Short exercise:
Extract all lines that hold the string "desc".

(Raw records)
** Start **
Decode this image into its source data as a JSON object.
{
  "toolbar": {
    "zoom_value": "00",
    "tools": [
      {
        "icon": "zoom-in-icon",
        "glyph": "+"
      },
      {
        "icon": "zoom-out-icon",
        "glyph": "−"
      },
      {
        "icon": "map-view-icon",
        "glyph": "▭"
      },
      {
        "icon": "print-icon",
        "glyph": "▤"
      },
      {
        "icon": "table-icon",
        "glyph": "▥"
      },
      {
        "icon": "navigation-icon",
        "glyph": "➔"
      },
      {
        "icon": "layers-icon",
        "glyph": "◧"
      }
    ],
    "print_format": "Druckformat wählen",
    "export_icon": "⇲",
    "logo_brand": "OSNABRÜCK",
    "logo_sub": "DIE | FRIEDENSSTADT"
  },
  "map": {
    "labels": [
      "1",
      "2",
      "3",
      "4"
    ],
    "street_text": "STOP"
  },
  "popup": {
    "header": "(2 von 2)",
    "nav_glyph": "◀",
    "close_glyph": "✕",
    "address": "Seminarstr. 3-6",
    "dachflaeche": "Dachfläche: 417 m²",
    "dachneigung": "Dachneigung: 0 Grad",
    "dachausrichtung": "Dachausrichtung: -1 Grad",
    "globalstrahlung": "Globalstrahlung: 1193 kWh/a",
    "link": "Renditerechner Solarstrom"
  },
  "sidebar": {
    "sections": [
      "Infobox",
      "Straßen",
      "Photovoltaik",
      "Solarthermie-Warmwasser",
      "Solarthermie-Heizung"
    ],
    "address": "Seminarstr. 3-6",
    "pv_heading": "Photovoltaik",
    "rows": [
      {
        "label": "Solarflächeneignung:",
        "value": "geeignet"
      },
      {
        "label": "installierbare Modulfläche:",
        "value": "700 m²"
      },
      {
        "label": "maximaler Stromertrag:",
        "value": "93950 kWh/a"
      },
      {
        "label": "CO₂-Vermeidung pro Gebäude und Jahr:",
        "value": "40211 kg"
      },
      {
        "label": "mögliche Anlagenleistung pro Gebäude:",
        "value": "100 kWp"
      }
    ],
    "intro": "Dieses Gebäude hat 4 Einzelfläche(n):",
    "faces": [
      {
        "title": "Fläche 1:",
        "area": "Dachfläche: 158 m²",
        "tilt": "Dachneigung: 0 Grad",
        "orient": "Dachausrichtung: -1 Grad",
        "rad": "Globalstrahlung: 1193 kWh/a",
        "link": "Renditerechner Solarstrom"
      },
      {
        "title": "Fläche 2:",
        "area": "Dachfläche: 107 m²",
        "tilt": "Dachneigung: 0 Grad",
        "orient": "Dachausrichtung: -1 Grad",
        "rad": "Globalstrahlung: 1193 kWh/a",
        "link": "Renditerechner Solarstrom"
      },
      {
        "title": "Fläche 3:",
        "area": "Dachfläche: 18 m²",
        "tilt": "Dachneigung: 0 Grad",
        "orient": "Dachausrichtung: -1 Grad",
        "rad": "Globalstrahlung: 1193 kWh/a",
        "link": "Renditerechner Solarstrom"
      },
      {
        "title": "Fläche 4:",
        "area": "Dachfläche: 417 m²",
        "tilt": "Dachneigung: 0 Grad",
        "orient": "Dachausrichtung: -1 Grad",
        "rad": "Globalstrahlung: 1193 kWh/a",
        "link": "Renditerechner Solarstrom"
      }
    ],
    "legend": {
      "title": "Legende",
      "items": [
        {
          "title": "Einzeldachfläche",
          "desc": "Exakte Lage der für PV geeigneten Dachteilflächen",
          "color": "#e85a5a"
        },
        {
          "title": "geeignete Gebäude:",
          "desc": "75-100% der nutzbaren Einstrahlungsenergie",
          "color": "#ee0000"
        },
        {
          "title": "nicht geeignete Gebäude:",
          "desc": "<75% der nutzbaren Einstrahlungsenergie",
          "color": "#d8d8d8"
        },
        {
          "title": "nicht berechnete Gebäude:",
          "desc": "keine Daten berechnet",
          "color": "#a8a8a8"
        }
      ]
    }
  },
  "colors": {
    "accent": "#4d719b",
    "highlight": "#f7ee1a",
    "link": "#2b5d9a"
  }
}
** End **
Task output:
          "desc": "Exakte Lage der für PV geeigneten Dachteilflächen",
          "desc": "75-100% der nutzbaren Einstrahlungsenergie",
          "desc": "<75% der nutzbaren Einstrahlungsenergie",
          "desc": "keine Daten berechnet",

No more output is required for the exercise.